* Required work *
Retype all of the records below without changing a word, and leave the pictures out of your answer.

[An excerpt from a dataset]
★ ★ ★ ★ ★
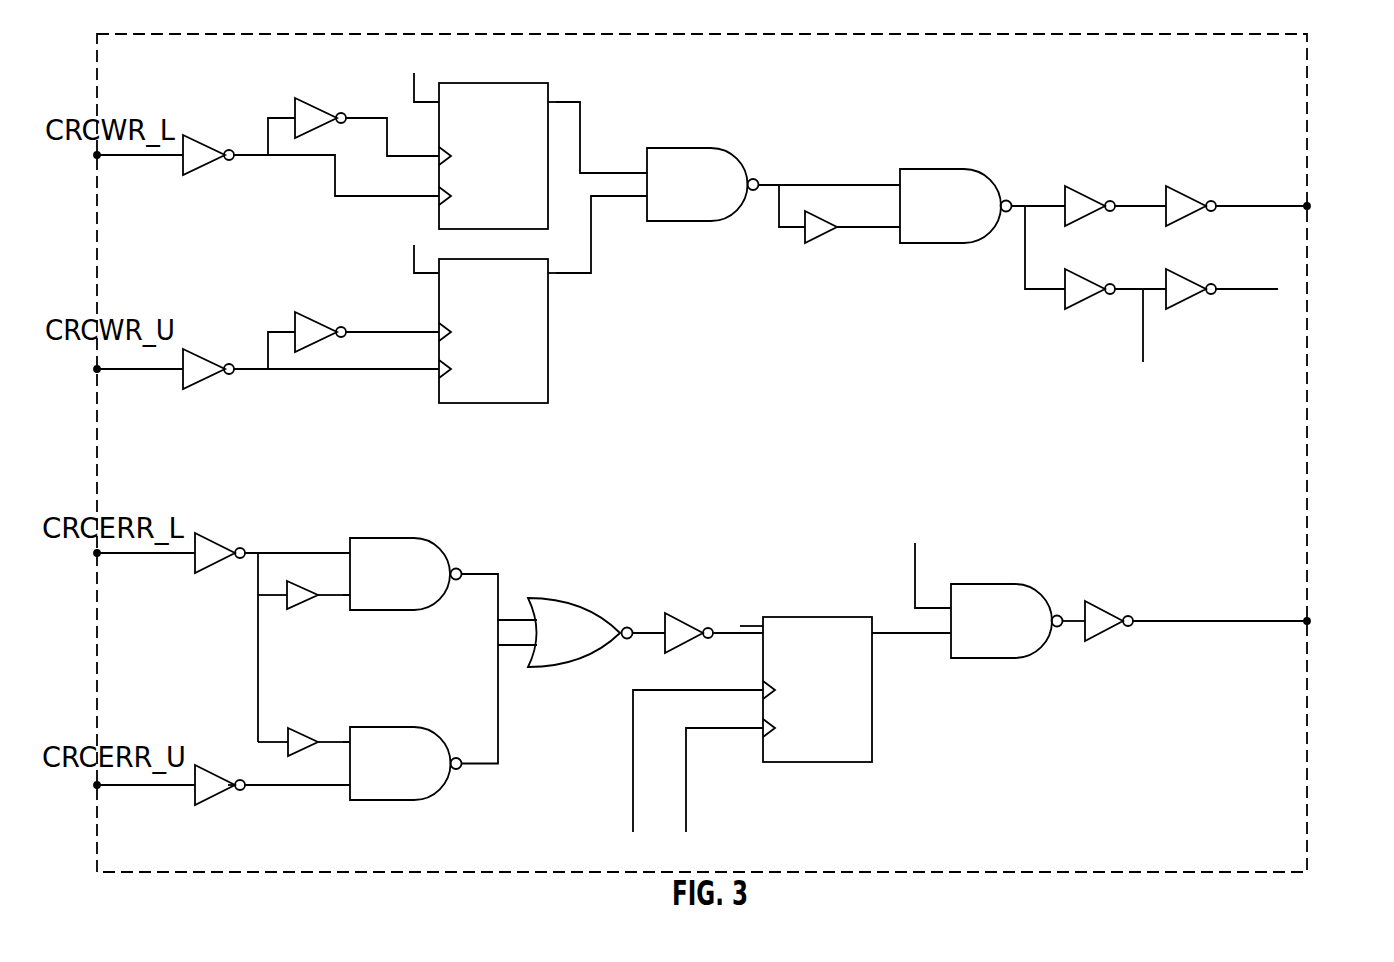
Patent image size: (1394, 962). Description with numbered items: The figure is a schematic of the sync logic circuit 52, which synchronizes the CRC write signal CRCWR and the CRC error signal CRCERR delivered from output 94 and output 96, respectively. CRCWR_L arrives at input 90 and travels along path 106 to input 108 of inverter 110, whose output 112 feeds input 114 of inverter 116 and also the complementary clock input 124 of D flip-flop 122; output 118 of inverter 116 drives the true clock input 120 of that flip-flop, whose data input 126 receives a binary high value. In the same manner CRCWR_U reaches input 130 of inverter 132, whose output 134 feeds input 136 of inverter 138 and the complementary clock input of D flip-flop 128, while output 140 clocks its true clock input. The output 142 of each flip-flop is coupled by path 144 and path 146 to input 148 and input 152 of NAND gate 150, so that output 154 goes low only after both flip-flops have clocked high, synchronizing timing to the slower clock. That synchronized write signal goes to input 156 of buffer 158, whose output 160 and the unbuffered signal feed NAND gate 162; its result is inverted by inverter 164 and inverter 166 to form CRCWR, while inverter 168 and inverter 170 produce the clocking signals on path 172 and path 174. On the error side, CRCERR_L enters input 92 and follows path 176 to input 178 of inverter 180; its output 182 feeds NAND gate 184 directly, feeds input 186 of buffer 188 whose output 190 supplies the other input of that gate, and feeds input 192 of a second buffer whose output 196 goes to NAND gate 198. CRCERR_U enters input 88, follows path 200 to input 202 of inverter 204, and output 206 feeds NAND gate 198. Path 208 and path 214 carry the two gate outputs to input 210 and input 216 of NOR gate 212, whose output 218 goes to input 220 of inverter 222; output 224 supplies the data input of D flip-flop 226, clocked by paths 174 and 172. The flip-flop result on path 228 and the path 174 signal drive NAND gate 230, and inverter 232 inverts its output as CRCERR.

The sync logic circuit 52 is at (1113, 48).
The input 88 is at (97, 370).
The input 90 is at (97, 156).
The input 92 is at (97, 554).
The output 94 is at (1307, 206).
The output 96 is at (1307, 621).
The path 106 is at (135, 158).
The input 108 is at (195, 160).
The inverter 110 is at (205, 140).
The output 112 is at (231, 162).
The input 114 is at (284, 118).
The inverter 116 is at (315, 108).
The output 118 is at (345, 114).
The input 120 is at (440, 152).
The D flip-flop 122 is at (492, 83).
The input 124 is at (440, 194).
The input 126 is at (437, 94).
The D flip-flop 128 is at (135, 373).
The input 130 is at (195, 373).
The inverter 132 is at (205, 355).
The output 134 is at (231, 376).
The input 136 is at (284, 332).
The inverter 138 is at (315, 320).
The output 140 is at (345, 328).
The output 142 is at (552, 98).
The path 144 is at (583, 125).
The path 146 is at (596, 262).
The input 148 is at (647, 168).
The NAND gate 150 is at (690, 148).
The input 152 is at (647, 208).
The output 154 is at (757, 179).
The input 156 is at (806, 242).
The buffer 158 is at (822, 232).
The output 160 is at (836, 226).
The NAND gate 162 is at (940, 169).
The inverter 164 is at (1085, 192).
The inverter 166 is at (1185, 192).
The inverter 168 is at (1085, 276).
The inverter 170 is at (1185, 276).
The path 172 is at (1143, 330).
The path 174 is at (1255, 292).
The path 176 is at (135, 558).
The input 178 is at (197, 558).
The inverter 180 is at (215, 540).
The output 182 is at (243, 548).
The NAND gate 184 is at (395, 538).
The input 186 is at (283, 598).
The buffer 188 is at (300, 580).
The output 190 is at (300, 612).
The input 192 is at (287, 748).
The output 196 is at (305, 728).
The NAND gate 198 is at (385, 801).
The path 200 is at (135, 790).
The input 202 is at (197, 790).
The inverter 204 is at (225, 792).
The output 206 is at (243, 792).
The path 208 is at (502, 582).
The input 210 is at (527, 623).
The NOR gate 212 is at (600, 598).
The path 214 is at (470, 768).
The input 216 is at (527, 646).
The output 218 is at (625, 642).
The input 220 is at (675, 620).
The inverter 222 is at (685, 618).
The output 224 is at (706, 645).
The D flip-flop 226 is at (795, 617).
The path 228 is at (915, 628).
The NAND gate 230 is at (990, 584).
The inverter 232 is at (1105, 605).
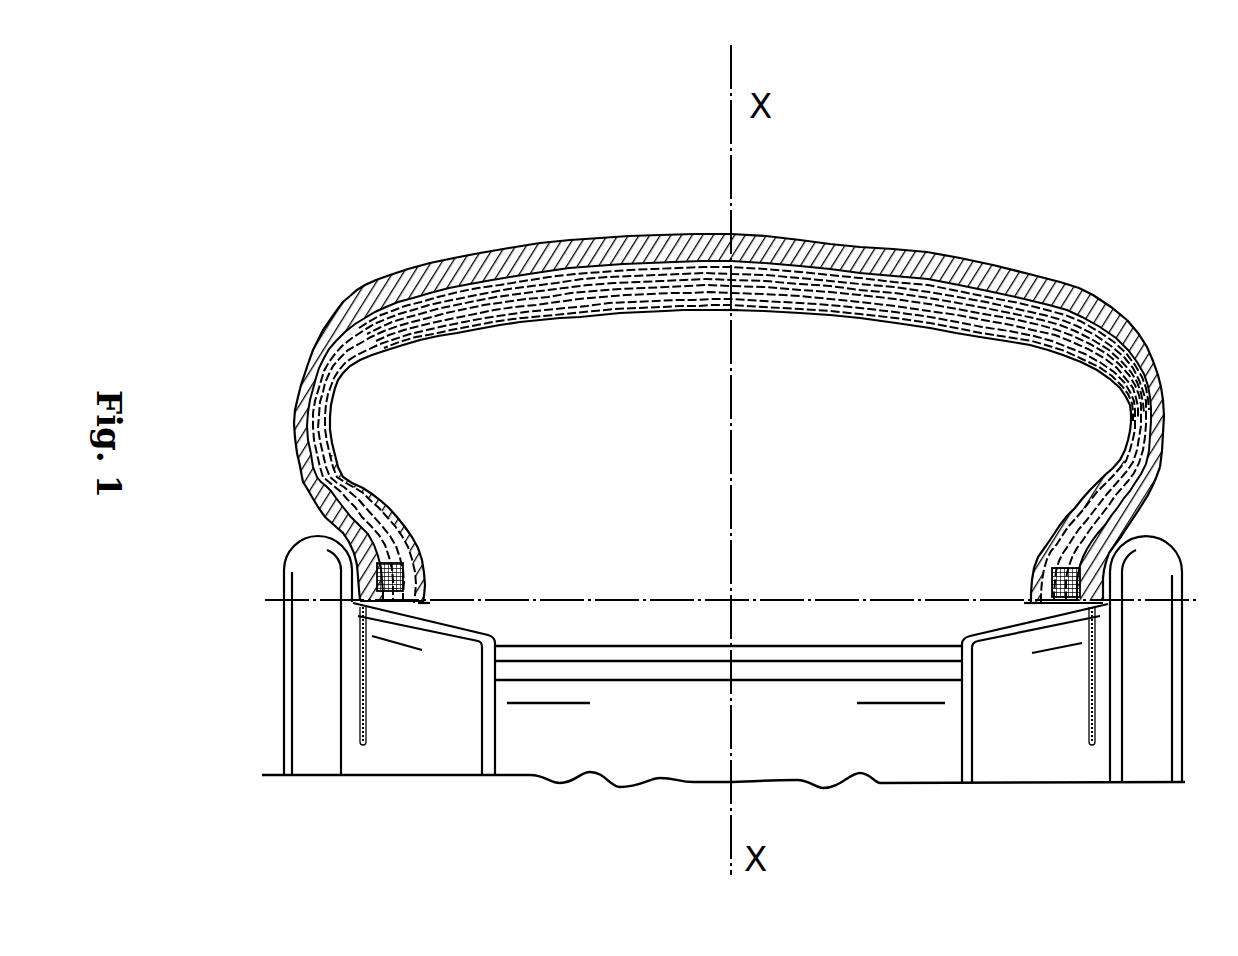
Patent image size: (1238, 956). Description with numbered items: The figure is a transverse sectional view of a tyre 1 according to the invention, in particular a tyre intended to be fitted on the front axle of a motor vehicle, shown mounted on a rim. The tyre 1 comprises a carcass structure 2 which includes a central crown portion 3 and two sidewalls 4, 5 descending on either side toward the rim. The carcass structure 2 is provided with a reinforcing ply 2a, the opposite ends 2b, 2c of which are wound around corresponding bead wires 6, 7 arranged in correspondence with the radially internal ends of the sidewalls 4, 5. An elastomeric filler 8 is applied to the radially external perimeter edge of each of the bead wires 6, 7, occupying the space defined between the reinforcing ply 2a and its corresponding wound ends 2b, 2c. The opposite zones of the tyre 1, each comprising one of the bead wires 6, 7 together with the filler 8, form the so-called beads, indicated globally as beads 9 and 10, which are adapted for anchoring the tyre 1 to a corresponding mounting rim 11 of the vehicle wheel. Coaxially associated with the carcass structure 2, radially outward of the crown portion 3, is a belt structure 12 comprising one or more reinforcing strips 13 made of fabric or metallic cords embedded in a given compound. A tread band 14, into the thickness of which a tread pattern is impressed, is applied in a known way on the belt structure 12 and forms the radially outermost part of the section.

The tyre 1 is at (272, 279).
The carcass structure 2 is at (932, 330).
The reinforcing ply 2a is at (380, 486).
The end of reinforcing ply 2b is at (327, 516).
The end of reinforcing ply 2c is at (1128, 523).
The central crown portion 3 is at (740, 313).
The sidewall 4 is at (303, 382).
The sidewall 5 is at (1165, 392).
The bead wire 6 is at (440, 563).
The bead wire 7 is at (1033, 580).
The elastomeric filler 8 is at (403, 541).
The bead 9 is at (431, 598).
The bead 10 is at (1028, 597).
The mounting rim 11 is at (421, 757).
The belt structure 12 is at (1136, 271).
The reinforcing strip 13 is at (1048, 282).
The tread band 14 is at (897, 247).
★ ★ ★ ★ ★
* Output of the exercise *
Patent image size: (1394, 962). Description with numbered items: The figure is a schematic of the sync logic circuit 52, which synchronizes the CRC write signal CRCWR and the CRC error signal CRCERR delivered from output 94 and output 96, respectively. CRCWR_L arrives at input 90 and travels along path 106 to input 108 of inverter 110, whose output 112 feeds input 114 of inverter 116 and also the complementary clock input 124 of D flip-flop 122; output 118 of inverter 116 drives the true clock input 120 of that flip-flop, whose data input 126 receives a binary high value. In the same manner CRCWR_U reaches input 130 of inverter 132, whose output 134 feeds input 136 of inverter 138 and the complementary clock input of D flip-flop 128, while output 140 clocks its true clock input. The output 142 of each flip-flop is coupled by path 144 and path 146 to input 148 and input 152 of NAND gate 150, so that output 154 goes low only after both flip-flops have clocked high, synchronizing timing to the slower clock. That synchronized write signal goes to input 156 of buffer 158, whose output 160 and the unbuffered signal feed NAND gate 162; its result is inverted by inverter 164 and inverter 166 to form CRCWR, while inverter 168 and inverter 170 produce the clocking signals on path 172 and path 174. On the error side, CRCERR_L enters input 92 and follows path 176 to input 178 of inverter 180; its output 182 feeds NAND gate 184 directly, feeds input 186 of buffer 188 whose output 190 supplies the other input of that gate, and feeds input 192 of a second buffer whose output 196 goes to NAND gate 198. CRCERR_U enters input 88, follows path 200 to input 202 of inverter 204, and output 206 feeds NAND gate 198. Path 208 and path 214 carry the two gate outputs to input 210 and input 216 of NOR gate 212, whose output 218 goes to input 220 of inverter 222; output 224 supplies the data input of D flip-flop 226, clocked by paths 174 and 172. The flip-flop result on path 228 and the path 174 signal drive NAND gate 230, and inverter 232 inverts its output as CRCERR.

The sync logic circuit 52 is at (1113, 48).
The input 88 is at (97, 370).
The input 90 is at (97, 156).
The input 92 is at (97, 554).
The output 94 is at (1307, 206).
The output 96 is at (1307, 621).
The path 106 is at (135, 158).
The input 108 is at (195, 160).
The inverter 110 is at (205, 140).
The output 112 is at (231, 162).
The input 114 is at (284, 118).
The inverter 116 is at (315, 108).
The output 118 is at (345, 114).
The input 120 is at (440, 152).
The D flip-flop 122 is at (492, 83).
The input 124 is at (440, 194).
The input 126 is at (437, 94).
The D flip-flop 128 is at (135, 373).
The input 130 is at (195, 373).
The inverter 132 is at (205, 355).
The output 134 is at (231, 376).
The input 136 is at (284, 332).
The inverter 138 is at (315, 320).
The output 140 is at (345, 328).
The output 142 is at (552, 98).
The path 144 is at (583, 125).
The path 146 is at (596, 262).
The input 148 is at (647, 168).
The NAND gate 150 is at (690, 148).
The input 152 is at (647, 208).
The output 154 is at (757, 179).
The input 156 is at (806, 242).
The buffer 158 is at (822, 232).
The output 160 is at (836, 226).
The NAND gate 162 is at (940, 169).
The inverter 164 is at (1085, 192).
The inverter 166 is at (1185, 192).
The inverter 168 is at (1085, 276).
The inverter 170 is at (1185, 276).
The path 172 is at (1143, 330).
The path 174 is at (1255, 292).
The path 176 is at (135, 558).
The input 178 is at (197, 558).
The inverter 180 is at (215, 540).
The output 182 is at (243, 548).
The NAND gate 184 is at (395, 538).
The input 186 is at (283, 598).
The buffer 188 is at (300, 580).
The output 190 is at (300, 612).
The input 192 is at (287, 748).
The output 196 is at (305, 728).
The NAND gate 198 is at (385, 801).
The path 200 is at (135, 790).
The input 202 is at (197, 790).
The inverter 204 is at (225, 792).
The output 206 is at (243, 792).
The path 208 is at (502, 582).
The input 210 is at (527, 623).
The NOR gate 212 is at (600, 598).
The path 214 is at (470, 768).
The input 216 is at (527, 646).
The output 218 is at (625, 642).
The input 220 is at (675, 620).
The inverter 222 is at (685, 618).
The output 224 is at (706, 645).
The D flip-flop 226 is at (795, 617).
The path 228 is at (915, 628).
The NAND gate 230 is at (990, 584).
The inverter 232 is at (1105, 605).
Patent image size: (1238, 956). Description with numbered items: The figure is a transverse sectional view of a tyre 1 according to the invention, in particular a tyre intended to be fitted on the front axle of a motor vehicle, shown mounted on a rim. The tyre 1 comprises a carcass structure 2 which includes a central crown portion 3 and two sidewalls 4, 5 descending on either side toward the rim. The carcass structure 2 is provided with a reinforcing ply 2a, the opposite ends 2b, 2c of which are wound around corresponding bead wires 6, 7 arranged in correspondence with the radially internal ends of the sidewalls 4, 5. An elastomeric filler 8 is applied to the radially external perimeter edge of each of the bead wires 6, 7, occupying the space defined between the reinforcing ply 2a and its corresponding wound ends 2b, 2c. The opposite zones of the tyre 1, each comprising one of the bead wires 6, 7 together with the filler 8, form the so-called beads, indicated globally as beads 9 and 10, which are adapted for anchoring the tyre 1 to a corresponding mounting rim 11 of the vehicle wheel. Coaxially associated with the carcass structure 2, radially outward of the crown portion 3, is a belt structure 12 comprising one or more reinforcing strips 13 made of fabric or metallic cords embedded in a given compound. A tread band 14, into the thickness of which a tread pattern is impressed, is applied in a known way on the belt structure 12 and forms the radially outermost part of the section.

The tyre 1 is at (272, 279).
The carcass structure 2 is at (932, 330).
The reinforcing ply 2a is at (380, 486).
The end of reinforcing ply 2b is at (327, 516).
The end of reinforcing ply 2c is at (1128, 523).
The central crown portion 3 is at (740, 313).
The sidewall 4 is at (303, 382).
The sidewall 5 is at (1165, 392).
The bead wire 6 is at (440, 563).
The bead wire 7 is at (1033, 580).
The elastomeric filler 8 is at (403, 541).
The bead 9 is at (431, 598).
The bead 10 is at (1028, 597).
The mounting rim 11 is at (421, 757).
The belt structure 12 is at (1136, 271).
The reinforcing strip 13 is at (1048, 282).
The tread band 14 is at (897, 247).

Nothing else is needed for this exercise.